(A block of data)
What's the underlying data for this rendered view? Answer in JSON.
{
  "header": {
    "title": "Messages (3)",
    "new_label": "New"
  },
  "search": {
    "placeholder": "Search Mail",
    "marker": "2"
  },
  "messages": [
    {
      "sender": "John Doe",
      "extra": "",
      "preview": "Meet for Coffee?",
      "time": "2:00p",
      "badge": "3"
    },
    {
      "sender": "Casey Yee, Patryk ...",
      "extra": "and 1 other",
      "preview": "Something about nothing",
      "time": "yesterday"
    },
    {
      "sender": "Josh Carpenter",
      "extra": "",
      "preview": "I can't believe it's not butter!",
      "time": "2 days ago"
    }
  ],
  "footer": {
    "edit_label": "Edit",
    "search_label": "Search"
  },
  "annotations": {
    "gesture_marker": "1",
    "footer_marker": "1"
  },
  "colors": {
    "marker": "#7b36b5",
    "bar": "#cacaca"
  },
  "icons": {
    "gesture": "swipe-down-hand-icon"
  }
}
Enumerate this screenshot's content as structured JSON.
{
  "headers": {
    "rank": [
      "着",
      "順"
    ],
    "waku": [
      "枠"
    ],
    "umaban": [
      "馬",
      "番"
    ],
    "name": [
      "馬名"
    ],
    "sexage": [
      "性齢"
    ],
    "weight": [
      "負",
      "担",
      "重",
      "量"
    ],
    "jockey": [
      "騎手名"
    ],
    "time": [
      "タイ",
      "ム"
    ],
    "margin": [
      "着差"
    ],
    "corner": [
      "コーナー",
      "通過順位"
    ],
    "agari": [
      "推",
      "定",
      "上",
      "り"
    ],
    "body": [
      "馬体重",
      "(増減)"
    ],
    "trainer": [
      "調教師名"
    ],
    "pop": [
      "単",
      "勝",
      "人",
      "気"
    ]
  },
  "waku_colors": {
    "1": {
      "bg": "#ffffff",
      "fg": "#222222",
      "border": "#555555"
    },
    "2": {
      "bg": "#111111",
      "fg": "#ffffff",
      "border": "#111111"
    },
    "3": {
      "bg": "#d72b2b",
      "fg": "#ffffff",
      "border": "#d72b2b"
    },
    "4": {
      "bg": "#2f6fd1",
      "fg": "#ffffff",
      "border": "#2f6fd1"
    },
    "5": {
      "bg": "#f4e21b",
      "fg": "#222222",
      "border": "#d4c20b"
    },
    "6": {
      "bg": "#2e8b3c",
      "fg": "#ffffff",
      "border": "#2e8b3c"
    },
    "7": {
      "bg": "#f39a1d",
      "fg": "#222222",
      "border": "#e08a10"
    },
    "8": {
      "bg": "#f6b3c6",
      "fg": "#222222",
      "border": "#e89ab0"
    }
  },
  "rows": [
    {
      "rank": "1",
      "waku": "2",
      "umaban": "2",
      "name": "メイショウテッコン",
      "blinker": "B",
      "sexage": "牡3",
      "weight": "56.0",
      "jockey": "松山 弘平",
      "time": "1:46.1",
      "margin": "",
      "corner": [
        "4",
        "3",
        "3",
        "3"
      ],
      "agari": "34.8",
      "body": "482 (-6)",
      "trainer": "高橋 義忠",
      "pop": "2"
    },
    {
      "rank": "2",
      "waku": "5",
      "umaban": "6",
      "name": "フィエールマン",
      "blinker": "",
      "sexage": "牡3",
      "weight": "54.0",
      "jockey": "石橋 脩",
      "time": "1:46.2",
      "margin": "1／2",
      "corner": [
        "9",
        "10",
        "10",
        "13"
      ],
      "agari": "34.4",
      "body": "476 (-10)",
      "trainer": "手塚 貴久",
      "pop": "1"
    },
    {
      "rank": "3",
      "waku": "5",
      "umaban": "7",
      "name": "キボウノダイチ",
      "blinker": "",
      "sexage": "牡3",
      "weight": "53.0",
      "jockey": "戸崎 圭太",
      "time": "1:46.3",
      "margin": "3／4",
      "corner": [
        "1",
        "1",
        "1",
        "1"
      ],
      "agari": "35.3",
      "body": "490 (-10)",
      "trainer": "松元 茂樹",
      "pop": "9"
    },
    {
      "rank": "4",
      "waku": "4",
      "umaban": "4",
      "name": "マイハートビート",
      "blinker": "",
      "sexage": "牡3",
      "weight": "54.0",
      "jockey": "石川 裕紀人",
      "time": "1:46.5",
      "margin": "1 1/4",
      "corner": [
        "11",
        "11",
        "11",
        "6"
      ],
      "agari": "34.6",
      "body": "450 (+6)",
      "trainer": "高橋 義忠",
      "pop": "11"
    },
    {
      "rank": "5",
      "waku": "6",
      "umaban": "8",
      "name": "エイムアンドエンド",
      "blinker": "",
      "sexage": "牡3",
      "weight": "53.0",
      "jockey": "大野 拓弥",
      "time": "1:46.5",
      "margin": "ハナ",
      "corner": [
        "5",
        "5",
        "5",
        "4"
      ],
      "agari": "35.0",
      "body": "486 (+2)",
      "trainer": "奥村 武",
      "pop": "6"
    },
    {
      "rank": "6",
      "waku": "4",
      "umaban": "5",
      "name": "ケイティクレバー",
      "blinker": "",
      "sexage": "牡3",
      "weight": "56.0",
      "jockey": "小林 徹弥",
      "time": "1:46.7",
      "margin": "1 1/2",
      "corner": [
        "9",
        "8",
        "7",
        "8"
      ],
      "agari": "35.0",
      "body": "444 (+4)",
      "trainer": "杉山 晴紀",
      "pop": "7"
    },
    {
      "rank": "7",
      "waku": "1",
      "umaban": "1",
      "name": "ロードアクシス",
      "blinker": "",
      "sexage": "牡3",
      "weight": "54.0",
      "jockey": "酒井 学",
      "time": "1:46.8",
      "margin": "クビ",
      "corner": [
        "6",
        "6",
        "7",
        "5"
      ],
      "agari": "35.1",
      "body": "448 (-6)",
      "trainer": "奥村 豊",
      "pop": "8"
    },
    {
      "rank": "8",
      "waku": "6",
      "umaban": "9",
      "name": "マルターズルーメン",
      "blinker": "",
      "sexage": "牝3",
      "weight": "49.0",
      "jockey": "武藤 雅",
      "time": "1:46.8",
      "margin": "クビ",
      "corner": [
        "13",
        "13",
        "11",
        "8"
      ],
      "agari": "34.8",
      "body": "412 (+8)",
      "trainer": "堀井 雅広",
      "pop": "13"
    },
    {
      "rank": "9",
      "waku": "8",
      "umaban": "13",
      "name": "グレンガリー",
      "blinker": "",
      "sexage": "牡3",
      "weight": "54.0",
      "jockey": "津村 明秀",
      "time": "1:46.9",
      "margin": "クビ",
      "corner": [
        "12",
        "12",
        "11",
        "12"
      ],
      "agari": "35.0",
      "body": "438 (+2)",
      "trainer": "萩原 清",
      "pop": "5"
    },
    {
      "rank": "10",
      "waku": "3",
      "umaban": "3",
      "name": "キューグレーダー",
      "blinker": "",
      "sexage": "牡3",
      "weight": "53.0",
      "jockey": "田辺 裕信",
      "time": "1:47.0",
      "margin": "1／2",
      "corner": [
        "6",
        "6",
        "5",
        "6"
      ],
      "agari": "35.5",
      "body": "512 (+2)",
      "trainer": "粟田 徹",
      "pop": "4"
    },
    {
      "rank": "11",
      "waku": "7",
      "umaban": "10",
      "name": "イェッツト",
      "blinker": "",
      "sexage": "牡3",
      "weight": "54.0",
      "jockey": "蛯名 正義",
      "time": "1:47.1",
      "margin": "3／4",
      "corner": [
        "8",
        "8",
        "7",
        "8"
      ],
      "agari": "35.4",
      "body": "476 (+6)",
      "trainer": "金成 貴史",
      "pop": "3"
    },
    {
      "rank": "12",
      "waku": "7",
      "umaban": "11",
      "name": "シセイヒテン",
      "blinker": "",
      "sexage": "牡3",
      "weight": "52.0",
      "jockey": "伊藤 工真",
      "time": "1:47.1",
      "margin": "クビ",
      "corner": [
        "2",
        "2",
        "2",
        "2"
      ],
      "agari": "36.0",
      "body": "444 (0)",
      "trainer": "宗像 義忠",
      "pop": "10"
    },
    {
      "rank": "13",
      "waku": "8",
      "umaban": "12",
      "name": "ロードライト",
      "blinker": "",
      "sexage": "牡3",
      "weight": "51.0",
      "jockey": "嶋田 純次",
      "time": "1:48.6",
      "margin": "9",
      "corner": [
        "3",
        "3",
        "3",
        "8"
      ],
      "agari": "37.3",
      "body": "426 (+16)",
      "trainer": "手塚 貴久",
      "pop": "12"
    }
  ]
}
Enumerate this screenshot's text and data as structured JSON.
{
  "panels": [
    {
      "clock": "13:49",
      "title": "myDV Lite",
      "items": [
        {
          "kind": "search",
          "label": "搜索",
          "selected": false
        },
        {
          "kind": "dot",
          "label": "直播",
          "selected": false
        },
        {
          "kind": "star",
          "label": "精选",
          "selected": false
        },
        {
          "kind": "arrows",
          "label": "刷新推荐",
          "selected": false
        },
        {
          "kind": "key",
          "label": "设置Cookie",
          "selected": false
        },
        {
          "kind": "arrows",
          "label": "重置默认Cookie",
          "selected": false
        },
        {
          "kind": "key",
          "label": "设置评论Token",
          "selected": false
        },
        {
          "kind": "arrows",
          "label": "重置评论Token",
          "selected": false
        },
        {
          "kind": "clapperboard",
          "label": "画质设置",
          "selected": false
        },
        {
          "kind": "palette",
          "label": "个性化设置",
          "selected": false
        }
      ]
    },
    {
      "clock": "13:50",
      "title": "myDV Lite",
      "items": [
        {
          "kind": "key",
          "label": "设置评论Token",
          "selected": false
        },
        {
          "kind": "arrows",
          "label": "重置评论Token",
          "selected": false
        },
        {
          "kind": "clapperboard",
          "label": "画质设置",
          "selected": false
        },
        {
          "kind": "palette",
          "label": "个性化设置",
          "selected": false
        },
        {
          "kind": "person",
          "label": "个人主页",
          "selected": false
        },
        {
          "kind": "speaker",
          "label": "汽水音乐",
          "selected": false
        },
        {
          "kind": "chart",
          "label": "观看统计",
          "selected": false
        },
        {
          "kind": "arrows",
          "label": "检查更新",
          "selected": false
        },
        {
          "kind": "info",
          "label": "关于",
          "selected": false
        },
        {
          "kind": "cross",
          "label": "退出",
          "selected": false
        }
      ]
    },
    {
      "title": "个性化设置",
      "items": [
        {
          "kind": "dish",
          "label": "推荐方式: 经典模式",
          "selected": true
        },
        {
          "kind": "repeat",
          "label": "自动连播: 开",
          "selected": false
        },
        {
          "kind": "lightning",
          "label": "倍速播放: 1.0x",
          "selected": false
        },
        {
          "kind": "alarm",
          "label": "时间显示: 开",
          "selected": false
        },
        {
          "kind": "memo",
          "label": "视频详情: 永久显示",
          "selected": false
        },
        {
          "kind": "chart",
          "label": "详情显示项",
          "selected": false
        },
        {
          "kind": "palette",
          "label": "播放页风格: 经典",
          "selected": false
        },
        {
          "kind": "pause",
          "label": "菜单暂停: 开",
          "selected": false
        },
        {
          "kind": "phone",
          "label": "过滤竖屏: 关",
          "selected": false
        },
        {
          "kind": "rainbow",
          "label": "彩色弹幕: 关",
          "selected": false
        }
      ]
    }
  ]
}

> _WORK TO DO_:
In the listing, find every line containing the word "JSON" and list it.

> _RESPONSE BELOW_:
What's the underlying data for this rendered view? Answer in JSON.
Enumerate this screenshot's content as structured JSON.
Enumerate this screenshot's text and data as structured JSON.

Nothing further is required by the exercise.